| What you are asked to do |
Return each line of the records with nothing changed, pictures excepted.

| Data entries |

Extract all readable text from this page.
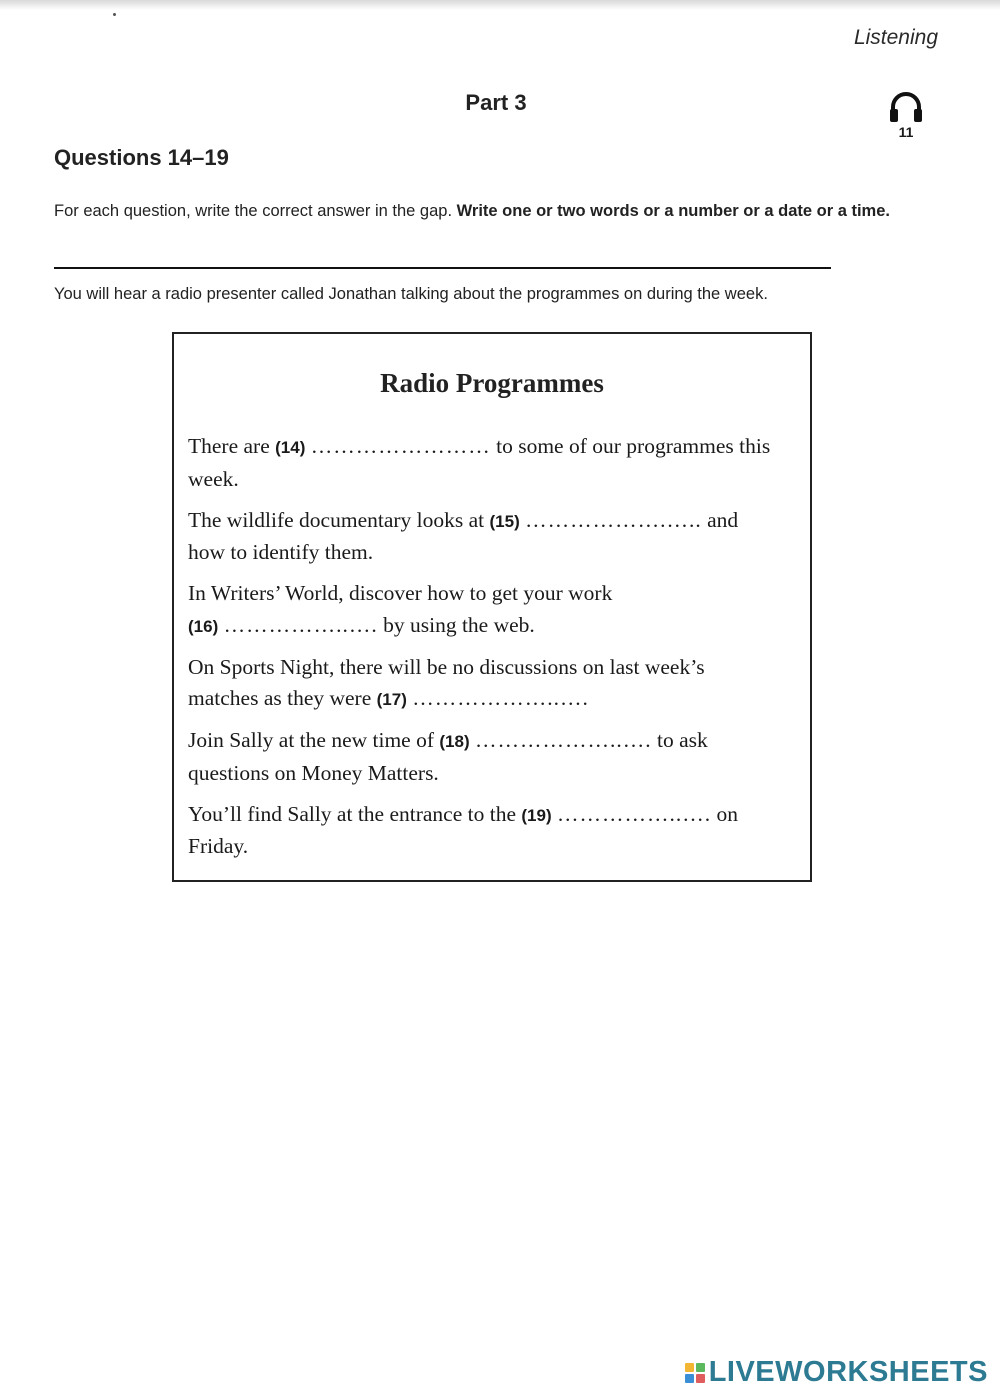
Listening
Part 3
11
Questions 14–19
For each question, write the correct answer in the gap. Write one or two words or a number or a date or a time.
You will hear a radio presenter called Jonathan talking about the programmes on during the week.
Radio Programmes
There are (14) …………………… to some of our programmes this week.
The wildlife documentary looks at (15) ……………….….. and how to identify them.
In Writers’ World, discover how to get your work
(16) ……………..…. by using the web.
On Sports Night, there will be no discussions on last week’s matches as they were (17) ………………..….
Join Sally at the new time of (18) ………………..…. to ask questions on Money Matters.
You’ll find Sally at the entrance to the (19) ……………..…. on Friday.
LIVEWORKSHEETS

| Result of this exercise |
Extract all readable text from this page.
Listening
Part 3
11
Questions 14–19
For each question, write the correct answer in the gap. Write one or two words or a number or a date or a time.
You will hear a radio presenter called Jonathan talking about the programmes on during the week.
Radio Programmes
There are (14) …………………… to some of our programmes this week.
The wildlife documentary looks at (15) ……………….….. and how to identify them.
In Writers’ World, discover how to get your work
(16) ……………..…. by using the web.
On Sports Night, there will be no discussions on last week’s matches as they were (17) ………………..….
Join Sally at the new time of (18) ………………..…. to ask questions on Money Matters.
You’ll find Sally at the entrance to the (19) ……………..…. on Friday.
LIVEWORKSHEETS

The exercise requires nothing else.